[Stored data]

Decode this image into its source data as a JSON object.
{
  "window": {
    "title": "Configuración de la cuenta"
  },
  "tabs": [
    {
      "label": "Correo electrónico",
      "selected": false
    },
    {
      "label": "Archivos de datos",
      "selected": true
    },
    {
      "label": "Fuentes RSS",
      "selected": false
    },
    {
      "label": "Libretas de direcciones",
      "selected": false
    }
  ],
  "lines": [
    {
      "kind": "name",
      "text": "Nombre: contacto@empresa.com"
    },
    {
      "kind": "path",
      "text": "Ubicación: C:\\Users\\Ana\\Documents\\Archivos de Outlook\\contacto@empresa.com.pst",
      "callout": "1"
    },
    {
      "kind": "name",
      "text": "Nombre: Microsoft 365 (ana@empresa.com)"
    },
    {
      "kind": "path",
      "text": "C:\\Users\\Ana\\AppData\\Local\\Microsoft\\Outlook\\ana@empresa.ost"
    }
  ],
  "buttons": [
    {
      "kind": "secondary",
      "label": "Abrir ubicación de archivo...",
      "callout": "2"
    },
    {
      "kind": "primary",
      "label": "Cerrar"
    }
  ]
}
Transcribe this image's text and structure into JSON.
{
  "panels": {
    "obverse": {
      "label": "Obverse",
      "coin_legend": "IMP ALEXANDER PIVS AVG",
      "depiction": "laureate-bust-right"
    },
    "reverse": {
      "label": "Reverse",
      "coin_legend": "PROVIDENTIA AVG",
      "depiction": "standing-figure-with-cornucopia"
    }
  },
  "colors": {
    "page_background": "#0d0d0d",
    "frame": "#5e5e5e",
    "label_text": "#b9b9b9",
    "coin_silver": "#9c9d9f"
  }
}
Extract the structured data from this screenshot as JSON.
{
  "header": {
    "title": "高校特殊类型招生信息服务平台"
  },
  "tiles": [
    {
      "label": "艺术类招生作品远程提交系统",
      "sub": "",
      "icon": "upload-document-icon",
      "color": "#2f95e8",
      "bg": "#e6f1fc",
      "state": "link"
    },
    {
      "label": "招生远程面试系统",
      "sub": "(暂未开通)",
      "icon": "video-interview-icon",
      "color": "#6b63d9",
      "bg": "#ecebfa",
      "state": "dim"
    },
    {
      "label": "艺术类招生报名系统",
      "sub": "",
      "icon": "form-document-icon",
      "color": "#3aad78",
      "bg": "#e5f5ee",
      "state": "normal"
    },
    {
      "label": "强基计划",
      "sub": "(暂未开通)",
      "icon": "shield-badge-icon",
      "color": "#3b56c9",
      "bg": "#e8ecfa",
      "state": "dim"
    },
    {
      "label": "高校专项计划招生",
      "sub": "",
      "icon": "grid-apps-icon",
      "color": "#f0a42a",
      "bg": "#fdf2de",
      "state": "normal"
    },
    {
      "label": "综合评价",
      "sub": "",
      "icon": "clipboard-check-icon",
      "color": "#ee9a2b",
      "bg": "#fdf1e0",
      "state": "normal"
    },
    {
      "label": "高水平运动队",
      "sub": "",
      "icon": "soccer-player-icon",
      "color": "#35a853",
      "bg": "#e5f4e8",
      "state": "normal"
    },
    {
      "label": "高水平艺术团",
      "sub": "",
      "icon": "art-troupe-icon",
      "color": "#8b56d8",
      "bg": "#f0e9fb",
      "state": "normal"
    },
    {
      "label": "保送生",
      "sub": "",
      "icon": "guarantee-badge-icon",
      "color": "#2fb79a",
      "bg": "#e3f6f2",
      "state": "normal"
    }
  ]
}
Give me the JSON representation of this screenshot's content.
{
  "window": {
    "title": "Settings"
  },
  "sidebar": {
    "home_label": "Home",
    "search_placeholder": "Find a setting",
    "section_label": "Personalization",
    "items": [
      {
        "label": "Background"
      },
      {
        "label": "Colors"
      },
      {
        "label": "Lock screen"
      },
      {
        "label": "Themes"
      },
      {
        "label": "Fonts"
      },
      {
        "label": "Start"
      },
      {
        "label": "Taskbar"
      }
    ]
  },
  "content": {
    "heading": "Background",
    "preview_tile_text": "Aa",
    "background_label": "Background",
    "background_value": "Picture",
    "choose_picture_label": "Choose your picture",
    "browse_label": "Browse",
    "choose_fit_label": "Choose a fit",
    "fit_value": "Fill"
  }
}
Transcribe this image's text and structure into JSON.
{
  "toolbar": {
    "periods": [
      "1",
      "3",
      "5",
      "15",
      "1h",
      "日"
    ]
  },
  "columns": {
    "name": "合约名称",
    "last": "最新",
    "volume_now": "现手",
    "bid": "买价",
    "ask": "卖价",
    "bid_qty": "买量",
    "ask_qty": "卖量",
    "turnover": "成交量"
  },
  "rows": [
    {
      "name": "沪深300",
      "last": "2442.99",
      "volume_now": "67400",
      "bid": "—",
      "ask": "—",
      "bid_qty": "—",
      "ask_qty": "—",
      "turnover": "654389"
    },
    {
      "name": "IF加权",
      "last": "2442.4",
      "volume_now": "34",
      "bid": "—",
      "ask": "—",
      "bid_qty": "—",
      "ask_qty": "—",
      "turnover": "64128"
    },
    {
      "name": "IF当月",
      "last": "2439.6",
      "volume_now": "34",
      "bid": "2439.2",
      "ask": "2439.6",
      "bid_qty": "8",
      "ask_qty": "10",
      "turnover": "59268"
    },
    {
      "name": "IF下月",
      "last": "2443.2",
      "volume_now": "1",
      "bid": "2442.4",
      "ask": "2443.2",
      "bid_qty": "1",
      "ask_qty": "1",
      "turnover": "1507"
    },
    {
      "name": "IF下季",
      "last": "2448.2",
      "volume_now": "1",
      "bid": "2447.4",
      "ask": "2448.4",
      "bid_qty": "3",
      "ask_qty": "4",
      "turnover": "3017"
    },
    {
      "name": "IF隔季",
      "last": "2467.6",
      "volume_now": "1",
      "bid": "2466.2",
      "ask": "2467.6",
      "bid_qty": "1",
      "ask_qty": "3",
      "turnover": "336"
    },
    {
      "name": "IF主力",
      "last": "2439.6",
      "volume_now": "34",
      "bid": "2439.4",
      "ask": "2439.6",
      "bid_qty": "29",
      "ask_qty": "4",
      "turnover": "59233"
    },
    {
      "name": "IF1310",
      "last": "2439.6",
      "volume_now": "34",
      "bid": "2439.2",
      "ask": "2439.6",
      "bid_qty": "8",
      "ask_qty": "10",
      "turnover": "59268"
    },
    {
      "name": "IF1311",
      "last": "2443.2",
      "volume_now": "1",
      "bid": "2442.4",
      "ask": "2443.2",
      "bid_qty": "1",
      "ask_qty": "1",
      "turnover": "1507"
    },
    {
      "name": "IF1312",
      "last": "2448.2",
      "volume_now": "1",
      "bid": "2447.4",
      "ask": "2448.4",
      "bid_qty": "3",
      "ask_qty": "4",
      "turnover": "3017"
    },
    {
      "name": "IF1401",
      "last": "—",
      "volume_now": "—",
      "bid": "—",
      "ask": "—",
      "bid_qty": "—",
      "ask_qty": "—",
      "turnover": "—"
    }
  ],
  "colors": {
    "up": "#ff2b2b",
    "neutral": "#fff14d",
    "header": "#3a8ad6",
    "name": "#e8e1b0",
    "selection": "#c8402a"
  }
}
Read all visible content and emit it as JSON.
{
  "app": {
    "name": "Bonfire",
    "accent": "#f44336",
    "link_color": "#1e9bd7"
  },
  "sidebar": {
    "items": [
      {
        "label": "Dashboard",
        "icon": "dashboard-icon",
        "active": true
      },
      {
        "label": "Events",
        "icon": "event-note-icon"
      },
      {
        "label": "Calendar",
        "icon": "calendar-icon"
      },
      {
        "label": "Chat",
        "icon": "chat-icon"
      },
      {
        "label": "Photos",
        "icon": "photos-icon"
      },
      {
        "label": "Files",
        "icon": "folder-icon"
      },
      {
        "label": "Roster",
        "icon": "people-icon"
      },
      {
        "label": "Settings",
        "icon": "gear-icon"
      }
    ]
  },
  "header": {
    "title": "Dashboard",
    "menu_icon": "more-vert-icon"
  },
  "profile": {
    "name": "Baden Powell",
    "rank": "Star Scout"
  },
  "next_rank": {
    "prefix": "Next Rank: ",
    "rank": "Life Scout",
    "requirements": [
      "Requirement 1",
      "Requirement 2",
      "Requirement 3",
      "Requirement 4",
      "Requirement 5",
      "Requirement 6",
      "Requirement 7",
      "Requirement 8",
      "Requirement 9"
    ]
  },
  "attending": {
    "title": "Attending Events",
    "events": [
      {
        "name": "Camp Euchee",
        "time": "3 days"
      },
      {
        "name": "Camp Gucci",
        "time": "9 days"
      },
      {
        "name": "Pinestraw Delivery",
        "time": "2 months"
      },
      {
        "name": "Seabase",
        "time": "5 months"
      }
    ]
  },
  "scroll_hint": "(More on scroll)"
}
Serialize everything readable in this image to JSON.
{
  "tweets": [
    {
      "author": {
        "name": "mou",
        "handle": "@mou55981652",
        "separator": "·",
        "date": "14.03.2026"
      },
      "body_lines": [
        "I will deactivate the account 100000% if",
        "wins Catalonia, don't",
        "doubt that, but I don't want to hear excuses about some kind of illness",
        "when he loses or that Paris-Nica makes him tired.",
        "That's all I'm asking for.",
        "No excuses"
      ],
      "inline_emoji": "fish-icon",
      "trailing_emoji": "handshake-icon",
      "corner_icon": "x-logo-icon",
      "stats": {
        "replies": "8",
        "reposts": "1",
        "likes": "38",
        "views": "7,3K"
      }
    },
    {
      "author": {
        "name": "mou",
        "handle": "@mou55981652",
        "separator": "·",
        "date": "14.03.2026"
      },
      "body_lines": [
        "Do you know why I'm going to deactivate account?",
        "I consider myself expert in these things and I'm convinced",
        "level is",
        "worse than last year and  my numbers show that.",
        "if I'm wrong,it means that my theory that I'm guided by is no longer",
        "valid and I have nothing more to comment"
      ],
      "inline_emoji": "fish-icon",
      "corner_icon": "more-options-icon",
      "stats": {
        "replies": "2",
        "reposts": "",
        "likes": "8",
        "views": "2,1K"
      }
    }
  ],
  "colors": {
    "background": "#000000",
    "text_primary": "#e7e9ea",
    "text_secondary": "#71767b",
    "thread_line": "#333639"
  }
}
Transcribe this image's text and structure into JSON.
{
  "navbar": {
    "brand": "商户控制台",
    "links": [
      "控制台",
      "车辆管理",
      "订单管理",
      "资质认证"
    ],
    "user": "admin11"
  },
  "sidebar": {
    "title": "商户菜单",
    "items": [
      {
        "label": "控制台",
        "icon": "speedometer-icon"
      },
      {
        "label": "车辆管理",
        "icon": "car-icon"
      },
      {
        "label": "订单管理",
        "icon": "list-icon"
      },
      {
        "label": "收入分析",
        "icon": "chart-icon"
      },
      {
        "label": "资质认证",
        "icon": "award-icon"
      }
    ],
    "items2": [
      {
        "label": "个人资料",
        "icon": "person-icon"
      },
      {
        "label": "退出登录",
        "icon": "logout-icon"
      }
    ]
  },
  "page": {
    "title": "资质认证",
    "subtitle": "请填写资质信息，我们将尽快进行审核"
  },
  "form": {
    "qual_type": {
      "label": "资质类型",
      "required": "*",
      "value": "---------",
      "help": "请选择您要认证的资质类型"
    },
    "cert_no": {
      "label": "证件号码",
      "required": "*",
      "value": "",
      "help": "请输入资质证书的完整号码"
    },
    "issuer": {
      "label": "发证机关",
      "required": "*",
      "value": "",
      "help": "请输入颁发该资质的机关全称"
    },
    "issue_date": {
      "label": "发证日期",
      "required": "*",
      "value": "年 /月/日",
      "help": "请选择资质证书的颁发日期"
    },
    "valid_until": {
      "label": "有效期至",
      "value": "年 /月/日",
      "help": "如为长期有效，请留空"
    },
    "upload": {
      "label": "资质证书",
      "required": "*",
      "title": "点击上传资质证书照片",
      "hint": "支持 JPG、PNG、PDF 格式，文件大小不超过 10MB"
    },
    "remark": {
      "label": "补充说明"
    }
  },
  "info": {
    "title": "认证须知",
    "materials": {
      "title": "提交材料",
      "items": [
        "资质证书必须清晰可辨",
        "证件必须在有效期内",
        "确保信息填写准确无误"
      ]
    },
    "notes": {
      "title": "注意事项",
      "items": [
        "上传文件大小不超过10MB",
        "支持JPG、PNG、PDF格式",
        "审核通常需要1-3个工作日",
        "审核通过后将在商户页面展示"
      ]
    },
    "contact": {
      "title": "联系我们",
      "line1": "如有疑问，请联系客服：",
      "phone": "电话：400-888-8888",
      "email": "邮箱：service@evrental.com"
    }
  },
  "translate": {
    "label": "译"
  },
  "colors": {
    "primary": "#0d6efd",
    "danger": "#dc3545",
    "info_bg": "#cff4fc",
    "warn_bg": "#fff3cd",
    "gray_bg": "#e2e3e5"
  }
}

* _Exercise task_:
Give only the count of lines in which the string "account" appears.

* _Response to the exercise_:
2